> Exercise: Find every line in the records below that holds the word "moment", and copy each one.

»»

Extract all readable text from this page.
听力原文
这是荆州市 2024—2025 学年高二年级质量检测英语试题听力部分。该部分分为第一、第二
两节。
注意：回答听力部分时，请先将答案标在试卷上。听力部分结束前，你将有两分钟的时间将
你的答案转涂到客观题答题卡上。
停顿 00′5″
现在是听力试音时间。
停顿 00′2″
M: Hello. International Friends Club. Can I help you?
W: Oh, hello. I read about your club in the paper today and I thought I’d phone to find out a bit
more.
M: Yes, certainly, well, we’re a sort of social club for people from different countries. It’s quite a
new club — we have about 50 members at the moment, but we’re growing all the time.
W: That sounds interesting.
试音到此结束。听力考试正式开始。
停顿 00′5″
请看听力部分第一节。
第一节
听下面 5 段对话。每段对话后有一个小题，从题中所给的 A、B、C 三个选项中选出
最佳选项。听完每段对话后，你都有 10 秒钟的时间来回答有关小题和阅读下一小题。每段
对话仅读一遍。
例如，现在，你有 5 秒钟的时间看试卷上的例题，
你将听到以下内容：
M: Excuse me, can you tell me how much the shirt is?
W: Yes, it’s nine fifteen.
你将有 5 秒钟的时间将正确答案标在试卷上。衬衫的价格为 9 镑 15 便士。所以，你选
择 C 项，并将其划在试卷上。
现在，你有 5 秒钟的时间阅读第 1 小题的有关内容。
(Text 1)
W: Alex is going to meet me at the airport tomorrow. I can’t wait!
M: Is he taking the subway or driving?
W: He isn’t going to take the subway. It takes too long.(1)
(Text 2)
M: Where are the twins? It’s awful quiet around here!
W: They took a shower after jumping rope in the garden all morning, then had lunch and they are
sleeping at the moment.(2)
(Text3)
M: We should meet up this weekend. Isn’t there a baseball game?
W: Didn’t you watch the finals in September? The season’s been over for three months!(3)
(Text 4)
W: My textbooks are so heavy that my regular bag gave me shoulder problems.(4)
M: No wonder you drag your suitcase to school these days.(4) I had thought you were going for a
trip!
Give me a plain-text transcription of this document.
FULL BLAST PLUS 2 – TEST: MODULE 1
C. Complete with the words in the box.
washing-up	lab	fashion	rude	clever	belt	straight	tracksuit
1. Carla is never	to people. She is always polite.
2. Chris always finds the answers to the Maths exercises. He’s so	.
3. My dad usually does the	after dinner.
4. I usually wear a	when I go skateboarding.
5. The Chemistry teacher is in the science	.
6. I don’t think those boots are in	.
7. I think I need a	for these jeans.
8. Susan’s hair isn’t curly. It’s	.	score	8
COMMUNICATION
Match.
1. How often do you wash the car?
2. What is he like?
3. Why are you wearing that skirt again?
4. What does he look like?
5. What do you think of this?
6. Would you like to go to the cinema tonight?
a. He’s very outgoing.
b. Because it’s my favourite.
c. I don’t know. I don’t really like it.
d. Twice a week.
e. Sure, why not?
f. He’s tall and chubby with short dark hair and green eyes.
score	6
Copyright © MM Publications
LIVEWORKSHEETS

««

> The completed task:
new club — we have about 50 members at the moment, but we’re growing all the time.
sleeping at the moment.(2)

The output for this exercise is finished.